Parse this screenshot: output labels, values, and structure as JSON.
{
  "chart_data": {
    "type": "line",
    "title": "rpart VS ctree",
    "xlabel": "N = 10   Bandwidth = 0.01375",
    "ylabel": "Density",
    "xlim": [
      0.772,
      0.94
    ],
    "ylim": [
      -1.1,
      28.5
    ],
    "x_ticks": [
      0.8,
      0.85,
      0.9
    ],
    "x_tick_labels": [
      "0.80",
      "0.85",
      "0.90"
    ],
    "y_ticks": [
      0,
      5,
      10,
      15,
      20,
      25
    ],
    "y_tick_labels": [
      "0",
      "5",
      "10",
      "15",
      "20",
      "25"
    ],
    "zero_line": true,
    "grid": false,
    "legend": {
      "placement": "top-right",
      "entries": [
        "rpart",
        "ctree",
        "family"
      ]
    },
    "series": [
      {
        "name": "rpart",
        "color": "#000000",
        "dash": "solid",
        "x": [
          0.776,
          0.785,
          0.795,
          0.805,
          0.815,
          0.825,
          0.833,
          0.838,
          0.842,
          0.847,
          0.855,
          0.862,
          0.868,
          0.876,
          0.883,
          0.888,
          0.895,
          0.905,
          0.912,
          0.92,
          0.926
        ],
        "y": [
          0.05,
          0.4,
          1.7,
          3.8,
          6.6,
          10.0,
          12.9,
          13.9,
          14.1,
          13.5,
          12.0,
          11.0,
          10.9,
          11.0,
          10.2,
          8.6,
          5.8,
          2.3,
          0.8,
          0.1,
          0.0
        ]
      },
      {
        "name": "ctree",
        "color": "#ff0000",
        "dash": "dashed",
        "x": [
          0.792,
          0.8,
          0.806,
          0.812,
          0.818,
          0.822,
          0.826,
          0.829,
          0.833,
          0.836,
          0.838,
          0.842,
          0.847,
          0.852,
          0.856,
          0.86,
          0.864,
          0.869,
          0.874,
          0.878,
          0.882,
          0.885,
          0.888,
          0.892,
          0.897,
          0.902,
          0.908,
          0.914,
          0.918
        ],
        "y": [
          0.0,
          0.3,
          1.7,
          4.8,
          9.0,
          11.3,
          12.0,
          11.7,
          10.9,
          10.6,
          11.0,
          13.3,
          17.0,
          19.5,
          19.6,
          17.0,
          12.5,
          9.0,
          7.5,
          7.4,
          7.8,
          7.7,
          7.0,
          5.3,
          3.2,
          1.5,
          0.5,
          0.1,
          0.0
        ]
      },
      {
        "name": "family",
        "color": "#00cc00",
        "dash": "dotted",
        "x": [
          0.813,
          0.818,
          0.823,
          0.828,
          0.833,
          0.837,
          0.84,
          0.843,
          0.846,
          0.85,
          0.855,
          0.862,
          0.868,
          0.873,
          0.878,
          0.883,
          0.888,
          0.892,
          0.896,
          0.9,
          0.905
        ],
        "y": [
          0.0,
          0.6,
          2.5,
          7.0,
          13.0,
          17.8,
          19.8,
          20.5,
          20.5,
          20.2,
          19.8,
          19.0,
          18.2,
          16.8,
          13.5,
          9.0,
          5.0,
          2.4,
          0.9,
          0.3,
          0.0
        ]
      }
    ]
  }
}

● DESCRIPTION OF THE TASK:
Type the whole listing again, unaltered.

● SOLUTION BELOW:
Parse this screenshot: output labels, values, and structure as JSON.
{
  "chart_data": {
    "type": "line",
    "title": "rpart VS ctree",
    "xlabel": "N = 10   Bandwidth = 0.01375",
    "ylabel": "Density",
    "xlim": [
      0.772,
      0.94
    ],
    "ylim": [
      -1.1,
      28.5
    ],
    "x_ticks": [
      0.8,
      0.85,
      0.9
    ],
    "x_tick_labels": [
      "0.80",
      "0.85",
      "0.90"
    ],
    "y_ticks": [
      0,
      5,
      10,
      15,
      20,
      25
    ],
    "y_tick_labels": [
      "0",
      "5",
      "10",
      "15",
      "20",
      "25"
    ],
    "zero_line": true,
    "grid": false,
    "legend": {
      "placement": "top-right",
      "entries": [
        "rpart",
        "ctree",
        "family"
      ]
    },
    "series": [
      {
        "name": "rpart",
        "color": "#000000",
        "dash": "solid",
        "x": [
          0.776,
          0.785,
          0.795,
          0.805,
          0.815,
          0.825,
          0.833,
          0.838,
          0.842,
          0.847,
          0.855,
          0.862,
          0.868,
          0.876,
          0.883,
          0.888,
          0.895,
          0.905,
          0.912,
          0.92,
          0.926
        ],
        "y": [
          0.05,
          0.4,
          1.7,
          3.8,
          6.6,
          10.0,
          12.9,
          13.9,
          14.1,
          13.5,
          12.0,
          11.0,
          10.9,
          11.0,
          10.2,
          8.6,
          5.8,
          2.3,
          0.8,
          0.1,
          0.0
        ]
      },
      {
        "name": "ctree",
        "color": "#ff0000",
        "dash": "dashed",
        "x": [
          0.792,
          0.8,
          0.806,
          0.812,
          0.818,
          0.822,
          0.826,
          0.829,
          0.833,
          0.836,
          0.838,
          0.842,
          0.847,
          0.852,
          0.856,
          0.86,
          0.864,
          0.869,
          0.874,
          0.878,
          0.882,
          0.885,
          0.888,
          0.892,
          0.897,
          0.902,
          0.908,
          0.914,
          0.918
        ],
        "y": [
          0.0,
          0.3,
          1.7,
          4.8,
          9.0,
          11.3,
          12.0,
          11.7,
          10.9,
          10.6,
          11.0,
          13.3,
          17.0,
          19.5,
          19.6,
          17.0,
          12.5,
          9.0,
          7.5,
          7.4,
          7.8,
          7.7,
          7.0,
          5.3,
          3.2,
          1.5,
          0.5,
          0.1,
          0.0
        ]
      },
      {
        "name": "family",
        "color": "#00cc00",
        "dash": "dotted",
        "x": [
          0.813,
          0.818,
          0.823,
          0.828,
          0.833,
          0.837,
          0.84,
          0.843,
          0.846,
          0.85,
          0.855,
          0.862,
          0.868,
          0.873,
          0.878,
          0.883,
          0.888,
          0.892,
          0.896,
          0.9,
          0.905
        ],
        "y": [
          0.0,
          0.6,
          2.5,
          7.0,
          13.0,
          17.8,
          19.8,
          20.5,
          20.5,
          20.2,
          19.8,
          19.0,
          18.2,
          16.8,
          13.5,
          9.0,
          5.0,
          2.4,
          0.9,
          0.3,
          0.0
        ]
      }
    ]
  }
}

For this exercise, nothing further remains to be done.